Data entries for graphics:
---------------

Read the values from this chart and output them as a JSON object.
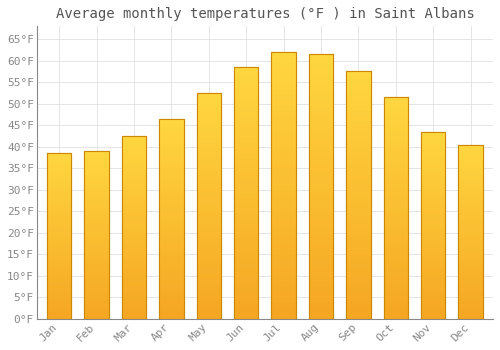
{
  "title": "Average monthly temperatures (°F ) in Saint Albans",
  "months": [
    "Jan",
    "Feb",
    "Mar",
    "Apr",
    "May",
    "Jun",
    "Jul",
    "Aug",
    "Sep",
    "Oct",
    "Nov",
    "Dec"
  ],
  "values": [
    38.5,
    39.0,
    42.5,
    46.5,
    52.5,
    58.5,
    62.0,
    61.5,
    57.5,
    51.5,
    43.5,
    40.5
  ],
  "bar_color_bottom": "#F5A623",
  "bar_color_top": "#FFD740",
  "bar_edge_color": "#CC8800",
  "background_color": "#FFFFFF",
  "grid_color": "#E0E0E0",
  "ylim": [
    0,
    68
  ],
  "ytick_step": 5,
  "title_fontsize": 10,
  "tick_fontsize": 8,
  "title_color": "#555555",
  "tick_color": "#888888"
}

---------------

* Stated problem
All of the entries above should be duplicated exactly, except for the pictures.

* Answer for the task
Read the values from this chart and output them as a JSON object.
{
  "title": "Average monthly temperatures (°F ) in Saint Albans",
  "months": [
    "Jan",
    "Feb",
    "Mar",
    "Apr",
    "May",
    "Jun",
    "Jul",
    "Aug",
    "Sep",
    "Oct",
    "Nov",
    "Dec"
  ],
  "values": [
    38.5,
    39.0,
    42.5,
    46.5,
    52.5,
    58.5,
    62.0,
    61.5,
    57.5,
    51.5,
    43.5,
    40.5
  ],
  "bar_color_bottom": "#F5A623",
  "bar_color_top": "#FFD740",
  "bar_edge_color": "#CC8800",
  "background_color": "#FFFFFF",
  "grid_color": "#E0E0E0",
  "ylim": [
    0,
    68
  ],
  "ytick_step": 5,
  "title_fontsize": 10,
  "tick_fontsize": 8,
  "title_color": "#555555",
  "tick_color": "#888888"
}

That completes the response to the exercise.